======== Extracted entries

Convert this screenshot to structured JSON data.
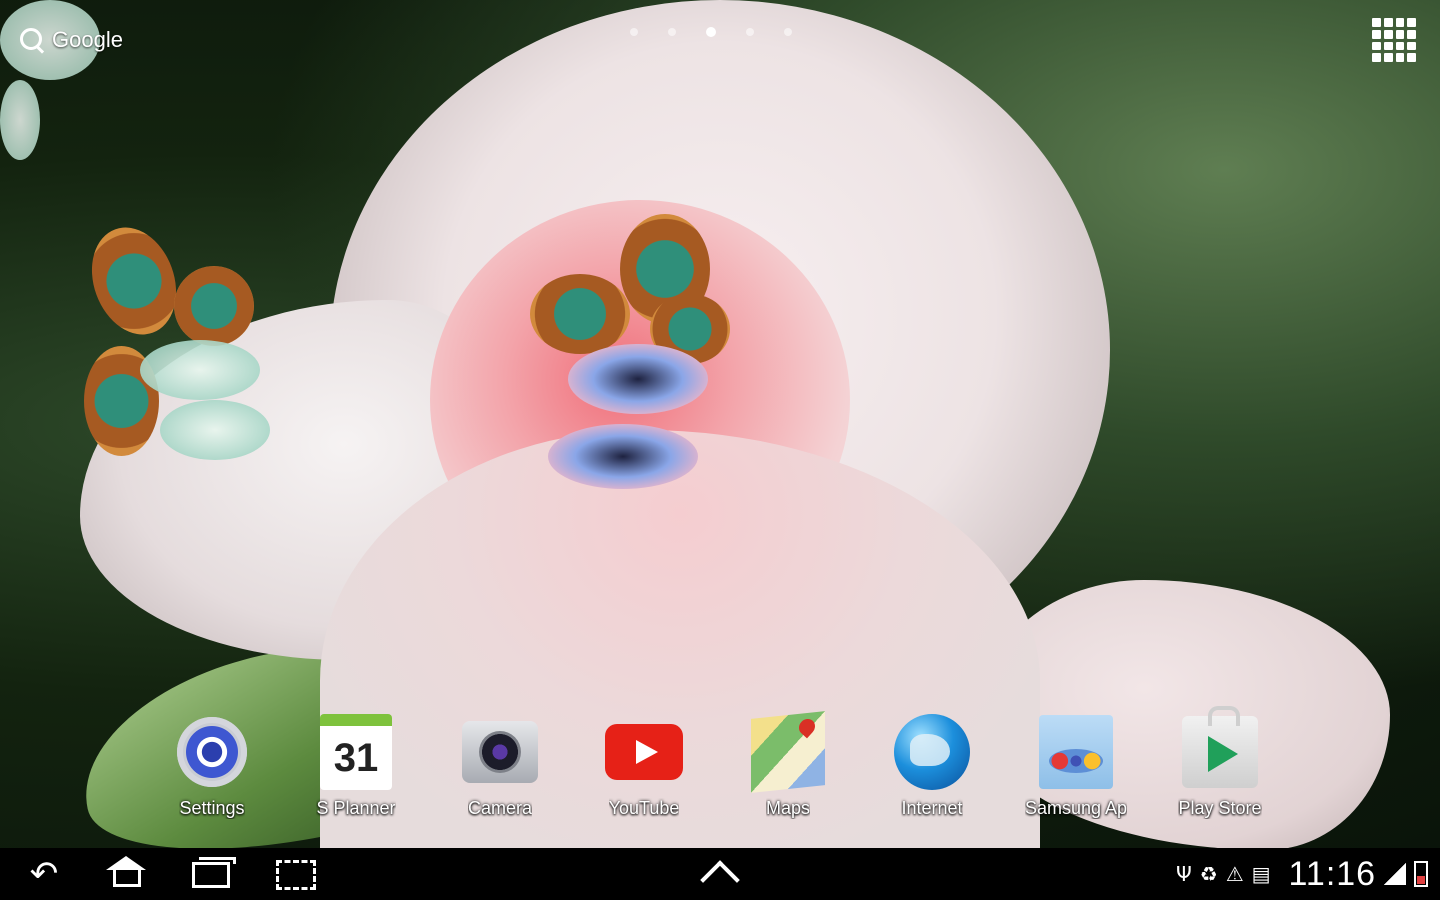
{
  "home_screen": {
    "search": {
      "label": "Google",
      "icon": "search-icon"
    },
    "page_indicator": {
      "count": 5,
      "active_index": 2
    },
    "apps_button": {
      "icon": "apps-grid-icon"
    }
  },
  "dock": {
    "items": [
      {
        "label": "Settings",
        "icon": "settings-icon"
      },
      {
        "label": "S Planner",
        "icon": "calendar-icon",
        "badge": "31"
      },
      {
        "label": "Camera",
        "icon": "camera-icon"
      },
      {
        "label": "YouTube",
        "icon": "youtube-icon"
      },
      {
        "label": "Maps",
        "icon": "maps-icon"
      },
      {
        "label": "Internet",
        "icon": "globe-icon"
      },
      {
        "label": "Samsung Ap",
        "icon": "samsung-apps-icon"
      },
      {
        "label": "Play Store",
        "icon": "play-store-icon"
      }
    ]
  },
  "navbar": {
    "back": "back-icon",
    "home": "home-icon",
    "recent": "recent-apps-icon",
    "screenshot": "screenshot-icon",
    "up": "chevron-up-icon"
  },
  "status_bar": {
    "time": "11:16",
    "icons": [
      "usb-icon",
      "recycle-icon",
      "warning-icon",
      "sd-card-icon",
      "signal-icon",
      "battery-icon"
    ]
  }
}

================

Output all of the records exactly as they appear above, but not the pictures.

Convert this screenshot to structured JSON data.
{
  "home_screen": {
    "search": {
      "label": "Google",
      "icon": "search-icon"
    },
    "page_indicator": {
      "count": 5,
      "active_index": 2
    },
    "apps_button": {
      "icon": "apps-grid-icon"
    }
  },
  "dock": {
    "items": [
      {
        "label": "Settings",
        "icon": "settings-icon"
      },
      {
        "label": "S Planner",
        "icon": "calendar-icon",
        "badge": "31"
      },
      {
        "label": "Camera",
        "icon": "camera-icon"
      },
      {
        "label": "YouTube",
        "icon": "youtube-icon"
      },
      {
        "label": "Maps",
        "icon": "maps-icon"
      },
      {
        "label": "Internet",
        "icon": "globe-icon"
      },
      {
        "label": "Samsung Ap",
        "icon": "samsung-apps-icon"
      },
      {
        "label": "Play Store",
        "icon": "play-store-icon"
      }
    ]
  },
  "navbar": {
    "back": "back-icon",
    "home": "home-icon",
    "recent": "recent-apps-icon",
    "screenshot": "screenshot-icon",
    "up": "chevron-up-icon"
  },
  "status_bar": {
    "time": "11:16",
    "icons": [
      "usb-icon",
      "recycle-icon",
      "warning-icon",
      "sd-card-icon",
      "signal-icon",
      "battery-icon"
    ]
  }
}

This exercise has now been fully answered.